— Directions for this task —
Write out the entries verbatim and leave the images out of the copy.

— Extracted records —
start

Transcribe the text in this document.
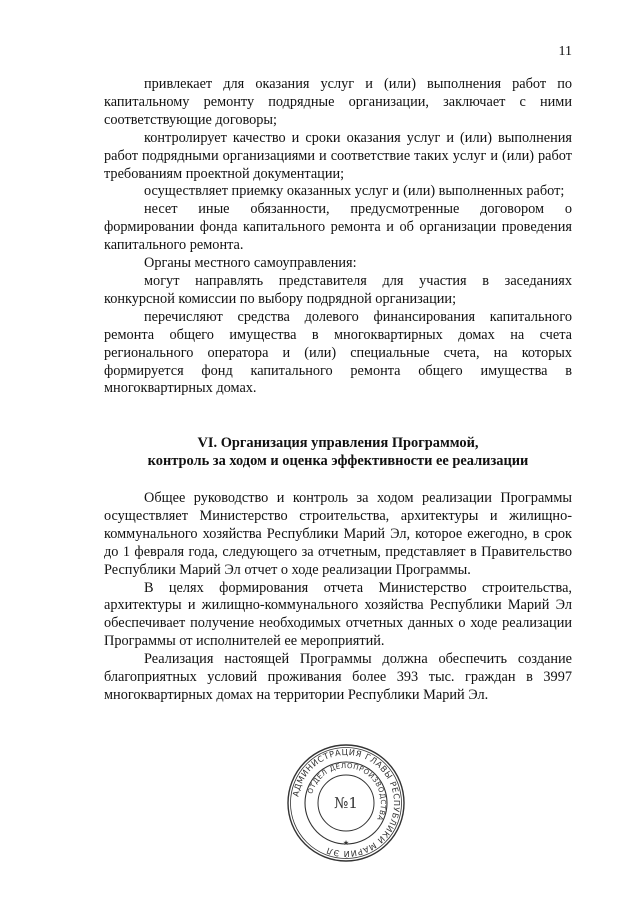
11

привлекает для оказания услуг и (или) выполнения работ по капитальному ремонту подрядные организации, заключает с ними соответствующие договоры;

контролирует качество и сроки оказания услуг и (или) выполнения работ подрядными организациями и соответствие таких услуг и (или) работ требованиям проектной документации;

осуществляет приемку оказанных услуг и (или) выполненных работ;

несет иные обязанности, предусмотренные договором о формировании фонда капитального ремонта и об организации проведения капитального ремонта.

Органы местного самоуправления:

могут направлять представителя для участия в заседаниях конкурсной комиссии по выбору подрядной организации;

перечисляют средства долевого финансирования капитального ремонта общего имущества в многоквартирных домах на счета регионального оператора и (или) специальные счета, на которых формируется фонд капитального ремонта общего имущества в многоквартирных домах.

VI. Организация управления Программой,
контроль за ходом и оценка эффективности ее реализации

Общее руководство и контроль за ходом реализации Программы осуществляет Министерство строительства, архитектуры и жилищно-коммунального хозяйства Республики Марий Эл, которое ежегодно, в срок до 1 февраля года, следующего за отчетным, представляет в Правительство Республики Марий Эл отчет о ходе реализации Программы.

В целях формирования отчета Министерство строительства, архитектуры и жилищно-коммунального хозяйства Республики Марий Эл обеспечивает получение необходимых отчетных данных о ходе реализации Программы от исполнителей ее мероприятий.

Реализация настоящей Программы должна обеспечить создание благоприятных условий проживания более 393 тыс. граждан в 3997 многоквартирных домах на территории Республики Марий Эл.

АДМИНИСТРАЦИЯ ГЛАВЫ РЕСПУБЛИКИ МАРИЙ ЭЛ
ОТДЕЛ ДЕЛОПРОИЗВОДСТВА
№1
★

end

— Exercise result —
Transcribe the text in this document.
11

привлекает для оказания услуг и (или) выполнения работ по капитальному ремонту подрядные организации, заключает с ними соответствующие договоры;

контролирует качество и сроки оказания услуг и (или) выполнения работ подрядными организациями и соответствие таких услуг и (или) работ требованиям проектной документации;

осуществляет приемку оказанных услуг и (или) выполненных работ;

несет иные обязанности, предусмотренные договором о формировании фонда капитального ремонта и об организации проведения капитального ремонта.

Органы местного самоуправления:

могут направлять представителя для участия в заседаниях конкурсной комиссии по выбору подрядной организации;

перечисляют средства долевого финансирования капитального ремонта общего имущества в многоквартирных домах на счета регионального оператора и (или) специальные счета, на которых формируется фонд капитального ремонта общего имущества в многоквартирных домах.

VI. Организация управления Программой,
контроль за ходом и оценка эффективности ее реализации

Общее руководство и контроль за ходом реализации Программы осуществляет Министерство строительства, архитектуры и жилищно-коммунального хозяйства Республики Марий Эл, которое ежегодно, в срок до 1 февраля года, следующего за отчетным, представляет в Правительство Республики Марий Эл отчет о ходе реализации Программы.

В целях формирования отчета Министерство строительства, архитектуры и жилищно-коммунального хозяйства Республики Марий Эл обеспечивает получение необходимых отчетных данных о ходе реализации Программы от исполнителей ее мероприятий.

Реализация настоящей Программы должна обеспечить создание благоприятных условий проживания более 393 тыс. граждан в 3997 многоквартирных домах на территории Республики Марий Эл.

АДМИНИСТРАЦИЯ ГЛАВЫ РЕСПУБЛИКИ МАРИЙ ЭЛ
ОТДЕЛ ДЕЛОПРОИЗВОДСТВА
№1
★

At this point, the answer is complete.